EXERCISE DESCRIPTION
Each line of the listing that contains the word "JSON" is to be copied.

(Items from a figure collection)
····················
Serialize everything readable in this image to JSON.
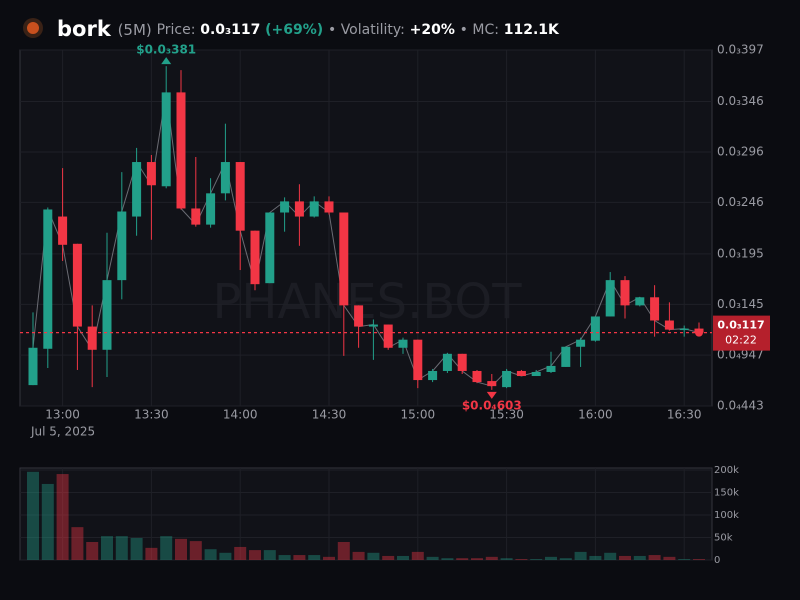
{
  "chart_data": {
    "type": "candlestick",
    "header": {
      "name": "bork",
      "interval": "(5M)",
      "price_label": "Price:",
      "price": "0.0₃117",
      "change": "(+69%)",
      "volatility_label": "• Volatility:",
      "volatility": "+20%",
      "mc_label": "• MC:",
      "mc": "112.1K"
    },
    "watermark": "PHANES.BOT",
    "date_label": "Jul 5, 2025",
    "up_color": "#22a08a",
    "down_color": "#f23645",
    "categories": [
      null,
      null,
      "13:00",
      null,
      null,
      null,
      null,
      null,
      "13:30",
      null,
      null,
      null,
      null,
      null,
      "14:00",
      null,
      null,
      null,
      null,
      null,
      "14:30",
      null,
      null,
      null,
      null,
      null,
      "15:00",
      null,
      null,
      null,
      null,
      null,
      "15:30",
      null,
      null,
      null,
      null,
      null,
      "16:00",
      null,
      null,
      null,
      null,
      null,
      "16:30",
      null
    ],
    "open": [
      6.5e-05,
      0.000101,
      0.000232,
      0.000205,
      0.000123,
      0.0001,
      0.000169,
      0.000232,
      0.000286,
      0.000262,
      0.000355,
      0.00024,
      0.000224,
      0.000255,
      0.000286,
      0.000218,
      0.000166,
      0.000236,
      0.000247,
      0.000232,
      0.000247,
      0.000236,
      0.000144,
      0.000123,
      0.000125,
      0.000102,
      0.00011,
      7e-05,
      7.9e-05,
      9.6e-05,
      7.9e-05,
      6.9e-05,
      6.3e-05,
      7.9e-05,
      7.4e-05,
      7.8e-05,
      8.3e-05,
      0.000103,
      0.000109,
      0.000133,
      0.000169,
      0.000144,
      0.000152,
      0.000129,
      0.00012,
      0.000121
    ],
    "high": [
      0.000137,
      0.000241,
      0.00028,
      0.000205,
      0.000144,
      0.000216,
      0.000276,
      0.0003,
      0.000293,
      0.000381,
      0.000377,
      0.000291,
      0.00027,
      0.000324,
      0.000286,
      0.000218,
      0.000236,
      0.000251,
      0.000264,
      0.000252,
      0.000252,
      0.000236,
      0.000144,
      0.00013,
      0.000125,
      0.000112,
      0.00011,
      8.1e-05,
      9.7e-05,
      9.6e-05,
      8e-05,
      7.6e-05,
      8.1e-05,
      8e-05,
      8e-05,
      9.8e-05,
      0.000103,
      0.000112,
      0.000133,
      0.000177,
      0.000173,
      0.000152,
      0.000164,
      0.000147,
      0.000124,
      0.000127
    ],
    "low": [
      6.5e-05,
      8.2e-05,
      0.000188,
      8e-05,
      6.3e-05,
      7.3e-05,
      0.00015,
      0.000213,
      0.000209,
      0.00026,
      0.000239,
      0.000222,
      0.000221,
      0.000248,
      0.000179,
      0.000159,
      0.000166,
      0.000217,
      0.000203,
      0.000231,
      0.000234,
      9.4e-05,
      0.000102,
      9e-05,
      0.0001,
      9.6e-05,
      6.2e-05,
      6.8e-05,
      7.7e-05,
      7.6e-05,
      6.7e-05,
      6.03e-05,
      6.2e-05,
      7.4e-05,
      7.4e-05,
      7.7e-05,
      8.3e-05,
      8.3e-05,
      0.000108,
      0.000133,
      0.000131,
      0.000143,
      0.000113,
      0.000119,
      0.000113,
      0.000116
    ],
    "close": [
      0.000102,
      0.000239,
      0.000204,
      0.000123,
      0.0001,
      0.000169,
      0.000237,
      0.000286,
      0.000263,
      0.000355,
      0.00024,
      0.000224,
      0.000255,
      0.000286,
      0.000218,
      0.000165,
      0.000236,
      0.000247,
      0.000232,
      0.000247,
      0.000236,
      0.000144,
      0.000123,
      0.000125,
      0.000102,
      0.00011,
      7e-05,
      7.9e-05,
      9.6e-05,
      7.9e-05,
      6.8e-05,
      6.4e-05,
      7.9e-05,
      7.4e-05,
      7.8e-05,
      8.4e-05,
      0.000103,
      0.00011,
      0.000133,
      0.000169,
      0.000144,
      0.000152,
      0.000129,
      0.00012,
      0.000121,
      0.000117
    ],
    "volume": [
      196000,
      169000,
      191000,
      73000,
      40000,
      53000,
      53000,
      49000,
      27000,
      53000,
      47000,
      42000,
      24000,
      16000,
      29000,
      22000,
      22000,
      11000,
      11000,
      11000,
      7000,
      40000,
      18000,
      16000,
      9000,
      9000,
      18000,
      7000,
      4000,
      4000,
      4000,
      7000,
      4000,
      2000,
      2000,
      7000,
      4000,
      18000,
      9000,
      16000,
      9000,
      9000,
      11000,
      7000,
      2000,
      2000
    ],
    "ylim": [
      4.43e-05,
      0.000397
    ],
    "yticks": [
      {
        "value": 0.000397,
        "label": "0.0₃397"
      },
      {
        "value": 0.000346,
        "label": "0.0₃346"
      },
      {
        "value": 0.000296,
        "label": "0.0₃296"
      },
      {
        "value": 0.000246,
        "label": "0.0₃246"
      },
      {
        "value": 0.000195,
        "label": "0.0₃195"
      },
      {
        "value": 0.000145,
        "label": "0.0₃145"
      },
      {
        "value": 9.47e-05,
        "label": "0.0₄947"
      },
      {
        "value": 4.43e-05,
        "label": "0.0₄443"
      }
    ],
    "volume_ylim": [
      0,
      200000
    ],
    "volume_yticks": [
      {
        "value": 200000,
        "label": "200k"
      },
      {
        "value": 150000,
        "label": "150k"
      },
      {
        "value": 100000,
        "label": "100k"
      },
      {
        "value": 50000,
        "label": "50k"
      },
      0
    ],
    "high_marker": {
      "value": 0.000381,
      "label": "$0.0₃381"
    },
    "low_marker": {
      "value": 6.03e-05,
      "label": "$0.0₄603"
    },
    "price_line": {
      "value": 0.000117,
      "label": "0.0₃117",
      "countdown": "02:22"
    },
    "grid": true
  }
}
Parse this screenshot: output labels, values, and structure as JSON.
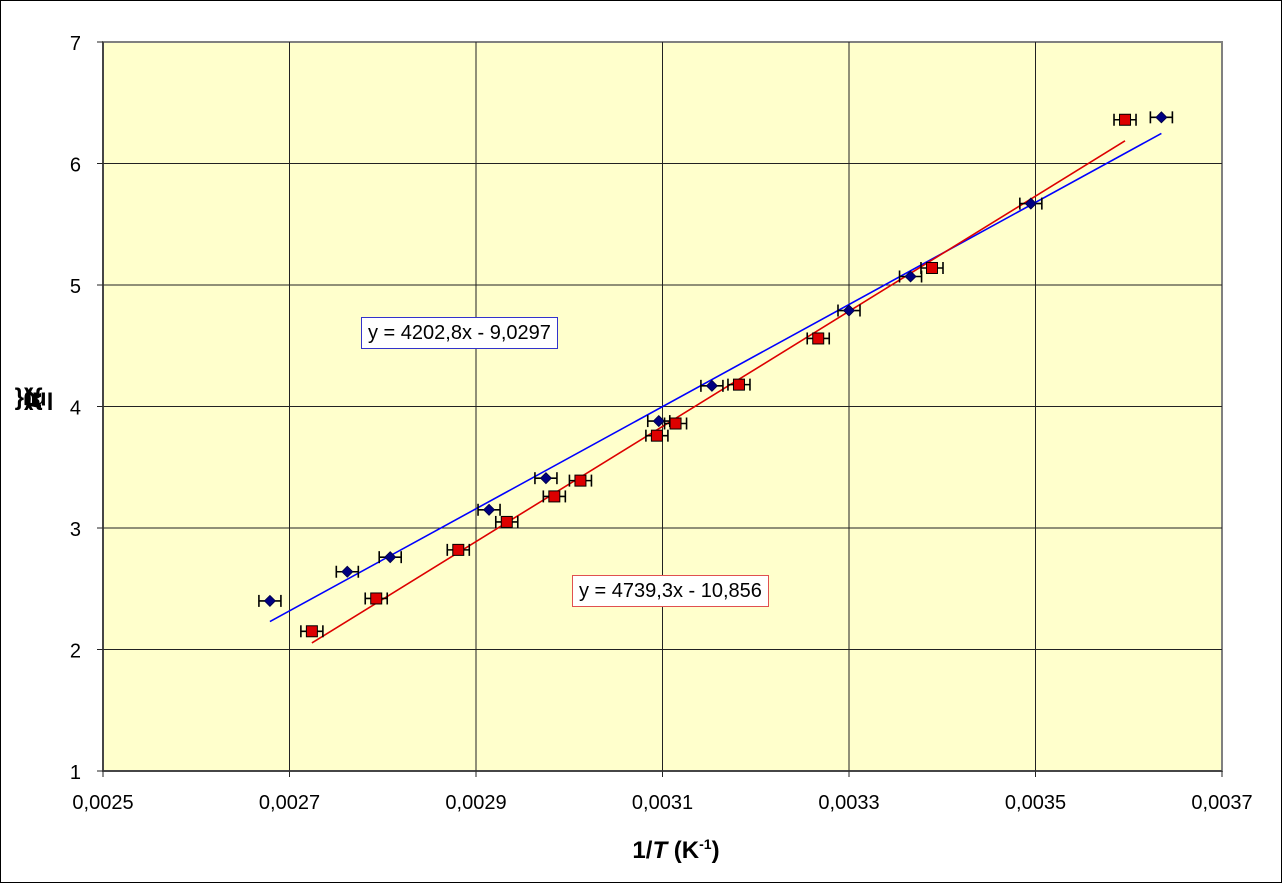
····················
COMPLETE OUTPUT
Serialize everything readable in this image to JSON.
Parse this screenshot: output labels, values, and structure as JSON.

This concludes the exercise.